**YOUR GOAL**
Copy every line from the records below that holds the word "their".

**MATERIALS PROVIDED**
====

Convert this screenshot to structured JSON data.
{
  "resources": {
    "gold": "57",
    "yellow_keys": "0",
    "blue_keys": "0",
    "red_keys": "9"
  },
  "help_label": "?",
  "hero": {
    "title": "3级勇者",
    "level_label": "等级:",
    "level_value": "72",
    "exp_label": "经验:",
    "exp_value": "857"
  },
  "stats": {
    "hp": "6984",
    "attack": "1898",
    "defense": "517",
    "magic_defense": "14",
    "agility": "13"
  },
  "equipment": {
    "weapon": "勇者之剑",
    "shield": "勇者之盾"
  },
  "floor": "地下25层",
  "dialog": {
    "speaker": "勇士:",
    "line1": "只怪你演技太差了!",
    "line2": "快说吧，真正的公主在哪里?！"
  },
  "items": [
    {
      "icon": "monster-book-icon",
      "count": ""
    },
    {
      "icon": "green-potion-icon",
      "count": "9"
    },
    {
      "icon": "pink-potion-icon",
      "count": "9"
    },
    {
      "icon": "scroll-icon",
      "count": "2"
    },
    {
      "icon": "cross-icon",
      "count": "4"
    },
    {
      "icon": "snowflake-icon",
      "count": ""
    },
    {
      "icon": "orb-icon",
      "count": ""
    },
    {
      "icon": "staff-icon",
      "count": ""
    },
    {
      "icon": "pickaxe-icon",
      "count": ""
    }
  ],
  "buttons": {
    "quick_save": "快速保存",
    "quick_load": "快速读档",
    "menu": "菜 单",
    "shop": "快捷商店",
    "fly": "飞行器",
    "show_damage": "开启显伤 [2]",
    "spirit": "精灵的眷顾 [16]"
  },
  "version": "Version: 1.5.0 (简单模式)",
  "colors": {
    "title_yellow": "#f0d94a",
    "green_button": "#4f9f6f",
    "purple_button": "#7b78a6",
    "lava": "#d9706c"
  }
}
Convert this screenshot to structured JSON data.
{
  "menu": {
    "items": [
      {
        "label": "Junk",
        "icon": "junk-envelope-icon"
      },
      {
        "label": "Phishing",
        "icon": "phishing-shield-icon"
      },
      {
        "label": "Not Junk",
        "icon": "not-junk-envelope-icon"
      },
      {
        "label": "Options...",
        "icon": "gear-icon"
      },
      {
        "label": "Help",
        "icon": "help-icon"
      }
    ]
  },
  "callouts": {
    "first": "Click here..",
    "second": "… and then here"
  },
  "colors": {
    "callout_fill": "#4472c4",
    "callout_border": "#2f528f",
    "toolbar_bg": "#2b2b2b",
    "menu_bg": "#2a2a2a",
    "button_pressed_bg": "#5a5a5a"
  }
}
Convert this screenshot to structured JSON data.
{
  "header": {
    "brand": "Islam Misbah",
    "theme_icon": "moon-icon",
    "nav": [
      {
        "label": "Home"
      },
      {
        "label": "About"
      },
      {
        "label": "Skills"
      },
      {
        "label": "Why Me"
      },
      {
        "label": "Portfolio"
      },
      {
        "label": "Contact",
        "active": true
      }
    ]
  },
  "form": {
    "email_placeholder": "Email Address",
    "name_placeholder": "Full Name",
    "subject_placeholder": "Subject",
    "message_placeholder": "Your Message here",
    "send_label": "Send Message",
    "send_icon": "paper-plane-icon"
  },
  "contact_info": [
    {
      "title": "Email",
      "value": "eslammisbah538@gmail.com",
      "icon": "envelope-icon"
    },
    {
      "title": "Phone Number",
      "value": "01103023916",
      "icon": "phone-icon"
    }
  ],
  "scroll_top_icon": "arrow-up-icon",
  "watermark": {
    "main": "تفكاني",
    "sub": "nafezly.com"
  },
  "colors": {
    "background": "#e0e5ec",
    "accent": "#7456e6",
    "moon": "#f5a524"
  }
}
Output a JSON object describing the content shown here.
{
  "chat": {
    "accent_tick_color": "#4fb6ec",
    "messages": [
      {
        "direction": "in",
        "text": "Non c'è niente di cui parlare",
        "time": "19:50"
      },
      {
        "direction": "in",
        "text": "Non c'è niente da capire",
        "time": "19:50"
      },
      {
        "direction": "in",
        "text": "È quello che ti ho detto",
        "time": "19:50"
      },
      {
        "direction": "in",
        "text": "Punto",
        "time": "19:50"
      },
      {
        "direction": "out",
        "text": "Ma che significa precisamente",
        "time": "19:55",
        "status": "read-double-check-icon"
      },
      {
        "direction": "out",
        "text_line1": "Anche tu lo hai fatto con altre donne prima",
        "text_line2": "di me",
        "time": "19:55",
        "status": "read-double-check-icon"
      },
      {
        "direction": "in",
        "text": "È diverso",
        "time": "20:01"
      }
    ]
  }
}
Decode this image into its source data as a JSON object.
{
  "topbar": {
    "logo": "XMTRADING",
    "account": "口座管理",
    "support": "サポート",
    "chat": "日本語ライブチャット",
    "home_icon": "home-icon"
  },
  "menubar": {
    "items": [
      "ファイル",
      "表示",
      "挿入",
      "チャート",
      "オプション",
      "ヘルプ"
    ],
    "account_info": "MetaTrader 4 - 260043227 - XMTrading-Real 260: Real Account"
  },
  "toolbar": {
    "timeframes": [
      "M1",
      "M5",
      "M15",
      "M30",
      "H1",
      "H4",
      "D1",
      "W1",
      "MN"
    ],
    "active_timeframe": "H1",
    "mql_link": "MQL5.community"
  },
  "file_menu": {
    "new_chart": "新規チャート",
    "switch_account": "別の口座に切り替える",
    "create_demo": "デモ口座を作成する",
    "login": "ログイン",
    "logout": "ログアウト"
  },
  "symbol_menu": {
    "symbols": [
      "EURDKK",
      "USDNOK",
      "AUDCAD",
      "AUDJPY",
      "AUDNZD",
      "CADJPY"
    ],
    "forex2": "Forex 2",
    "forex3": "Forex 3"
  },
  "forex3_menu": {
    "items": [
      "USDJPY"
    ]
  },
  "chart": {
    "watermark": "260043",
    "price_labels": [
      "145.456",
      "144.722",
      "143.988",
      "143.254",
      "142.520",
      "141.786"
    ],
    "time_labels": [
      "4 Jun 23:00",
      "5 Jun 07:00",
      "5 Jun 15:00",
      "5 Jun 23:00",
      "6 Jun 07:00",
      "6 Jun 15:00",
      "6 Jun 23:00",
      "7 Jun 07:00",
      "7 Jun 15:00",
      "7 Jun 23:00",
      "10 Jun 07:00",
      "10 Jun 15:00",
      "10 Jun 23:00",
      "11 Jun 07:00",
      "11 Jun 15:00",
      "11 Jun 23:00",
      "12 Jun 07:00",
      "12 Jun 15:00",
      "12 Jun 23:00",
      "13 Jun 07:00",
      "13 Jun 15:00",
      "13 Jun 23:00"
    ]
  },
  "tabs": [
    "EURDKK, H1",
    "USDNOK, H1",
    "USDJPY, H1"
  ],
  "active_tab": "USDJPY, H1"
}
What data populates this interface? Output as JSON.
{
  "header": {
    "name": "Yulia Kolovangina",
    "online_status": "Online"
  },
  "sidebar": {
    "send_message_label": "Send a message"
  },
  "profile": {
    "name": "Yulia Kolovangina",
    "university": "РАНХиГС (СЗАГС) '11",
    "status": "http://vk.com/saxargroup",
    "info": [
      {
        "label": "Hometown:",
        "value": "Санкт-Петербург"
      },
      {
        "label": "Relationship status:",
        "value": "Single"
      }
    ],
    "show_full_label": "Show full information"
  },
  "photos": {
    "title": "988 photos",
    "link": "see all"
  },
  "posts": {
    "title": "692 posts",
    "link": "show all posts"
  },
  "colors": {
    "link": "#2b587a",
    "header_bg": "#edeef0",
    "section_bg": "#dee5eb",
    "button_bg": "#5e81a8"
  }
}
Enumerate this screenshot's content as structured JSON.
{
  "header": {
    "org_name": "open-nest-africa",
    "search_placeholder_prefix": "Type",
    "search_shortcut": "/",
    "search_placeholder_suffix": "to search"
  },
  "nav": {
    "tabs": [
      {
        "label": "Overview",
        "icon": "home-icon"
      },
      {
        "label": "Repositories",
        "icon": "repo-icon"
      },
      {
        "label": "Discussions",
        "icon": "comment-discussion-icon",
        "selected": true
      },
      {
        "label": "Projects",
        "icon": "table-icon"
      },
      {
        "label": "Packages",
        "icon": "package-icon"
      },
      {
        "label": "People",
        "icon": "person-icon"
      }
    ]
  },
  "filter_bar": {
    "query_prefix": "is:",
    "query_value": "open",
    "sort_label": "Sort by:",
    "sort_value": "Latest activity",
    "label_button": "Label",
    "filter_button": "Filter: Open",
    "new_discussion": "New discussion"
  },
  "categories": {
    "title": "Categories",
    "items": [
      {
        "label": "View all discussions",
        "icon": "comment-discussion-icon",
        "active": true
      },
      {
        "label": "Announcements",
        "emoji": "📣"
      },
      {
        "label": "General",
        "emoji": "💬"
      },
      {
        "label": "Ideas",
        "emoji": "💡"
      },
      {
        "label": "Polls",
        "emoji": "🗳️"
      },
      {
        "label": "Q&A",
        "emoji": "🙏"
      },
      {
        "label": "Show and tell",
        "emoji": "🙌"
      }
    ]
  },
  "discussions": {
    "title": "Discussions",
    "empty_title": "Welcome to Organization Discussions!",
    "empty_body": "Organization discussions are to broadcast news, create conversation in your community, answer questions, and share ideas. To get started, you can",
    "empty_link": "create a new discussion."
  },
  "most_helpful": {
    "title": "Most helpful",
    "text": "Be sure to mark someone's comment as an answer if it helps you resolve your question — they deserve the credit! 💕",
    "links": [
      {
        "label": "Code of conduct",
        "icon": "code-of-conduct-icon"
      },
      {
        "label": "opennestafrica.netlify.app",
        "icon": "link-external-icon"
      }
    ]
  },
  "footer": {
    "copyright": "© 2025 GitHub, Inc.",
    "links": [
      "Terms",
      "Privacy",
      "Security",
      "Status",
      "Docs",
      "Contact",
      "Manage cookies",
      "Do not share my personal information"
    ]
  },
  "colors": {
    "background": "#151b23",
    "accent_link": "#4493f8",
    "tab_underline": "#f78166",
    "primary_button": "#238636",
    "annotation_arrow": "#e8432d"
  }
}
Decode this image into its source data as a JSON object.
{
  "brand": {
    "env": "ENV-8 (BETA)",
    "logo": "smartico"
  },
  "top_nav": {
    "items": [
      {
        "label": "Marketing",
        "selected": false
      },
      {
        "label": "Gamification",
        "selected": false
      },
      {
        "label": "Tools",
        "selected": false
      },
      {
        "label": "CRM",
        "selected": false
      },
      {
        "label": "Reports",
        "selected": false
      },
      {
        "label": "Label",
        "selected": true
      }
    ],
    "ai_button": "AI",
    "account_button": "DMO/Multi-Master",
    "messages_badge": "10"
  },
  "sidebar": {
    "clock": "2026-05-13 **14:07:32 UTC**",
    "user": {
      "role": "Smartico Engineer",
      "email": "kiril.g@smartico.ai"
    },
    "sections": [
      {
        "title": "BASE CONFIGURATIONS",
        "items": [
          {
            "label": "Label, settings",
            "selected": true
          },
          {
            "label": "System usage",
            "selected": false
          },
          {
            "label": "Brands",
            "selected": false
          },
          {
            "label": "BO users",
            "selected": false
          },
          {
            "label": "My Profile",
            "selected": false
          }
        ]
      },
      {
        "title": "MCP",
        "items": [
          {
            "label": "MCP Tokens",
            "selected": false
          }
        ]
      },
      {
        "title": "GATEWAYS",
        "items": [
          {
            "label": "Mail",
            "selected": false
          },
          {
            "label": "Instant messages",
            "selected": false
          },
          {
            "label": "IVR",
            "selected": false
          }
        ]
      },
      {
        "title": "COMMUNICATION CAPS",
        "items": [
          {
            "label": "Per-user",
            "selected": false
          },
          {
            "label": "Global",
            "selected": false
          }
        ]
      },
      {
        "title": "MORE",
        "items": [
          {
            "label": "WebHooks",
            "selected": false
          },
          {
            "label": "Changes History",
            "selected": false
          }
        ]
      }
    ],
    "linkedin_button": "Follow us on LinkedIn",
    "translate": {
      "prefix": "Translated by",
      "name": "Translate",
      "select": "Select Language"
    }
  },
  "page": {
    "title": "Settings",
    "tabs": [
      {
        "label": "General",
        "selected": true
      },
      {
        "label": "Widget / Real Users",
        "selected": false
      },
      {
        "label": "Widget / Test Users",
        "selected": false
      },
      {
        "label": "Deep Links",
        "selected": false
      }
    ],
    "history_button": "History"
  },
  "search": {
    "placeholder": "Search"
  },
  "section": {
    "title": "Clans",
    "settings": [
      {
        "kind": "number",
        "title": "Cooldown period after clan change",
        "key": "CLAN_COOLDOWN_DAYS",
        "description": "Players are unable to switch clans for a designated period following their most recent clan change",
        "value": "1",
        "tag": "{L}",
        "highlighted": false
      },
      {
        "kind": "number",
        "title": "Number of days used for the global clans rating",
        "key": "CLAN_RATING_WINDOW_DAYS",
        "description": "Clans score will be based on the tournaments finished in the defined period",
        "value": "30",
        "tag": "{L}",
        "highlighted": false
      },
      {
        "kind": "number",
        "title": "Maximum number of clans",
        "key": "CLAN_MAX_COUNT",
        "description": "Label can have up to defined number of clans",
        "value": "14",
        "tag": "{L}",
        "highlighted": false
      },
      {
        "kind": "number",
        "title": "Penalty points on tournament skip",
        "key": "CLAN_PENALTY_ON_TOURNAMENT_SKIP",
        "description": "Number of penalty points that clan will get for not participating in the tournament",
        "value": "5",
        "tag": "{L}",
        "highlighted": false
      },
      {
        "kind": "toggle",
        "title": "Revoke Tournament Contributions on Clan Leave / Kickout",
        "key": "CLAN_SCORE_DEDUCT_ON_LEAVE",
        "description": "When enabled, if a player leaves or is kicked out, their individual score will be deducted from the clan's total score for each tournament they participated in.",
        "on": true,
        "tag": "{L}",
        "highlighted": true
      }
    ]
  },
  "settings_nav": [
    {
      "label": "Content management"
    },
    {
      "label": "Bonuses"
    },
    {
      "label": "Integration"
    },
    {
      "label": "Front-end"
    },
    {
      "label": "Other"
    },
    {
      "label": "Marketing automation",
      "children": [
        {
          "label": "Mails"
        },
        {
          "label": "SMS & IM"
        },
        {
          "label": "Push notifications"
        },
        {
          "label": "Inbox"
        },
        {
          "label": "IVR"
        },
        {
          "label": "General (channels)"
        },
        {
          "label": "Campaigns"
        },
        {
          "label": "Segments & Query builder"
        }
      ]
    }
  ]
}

====

**SOLUTION FOR THIS TASK**
        "description": "Players are unable to switch clans for a designated period following their most recent clan change",
        "description": "When enabled, if a player leaves or is kicked out, their individual score will be deducted from the clan's total score for each tournament they participated in.",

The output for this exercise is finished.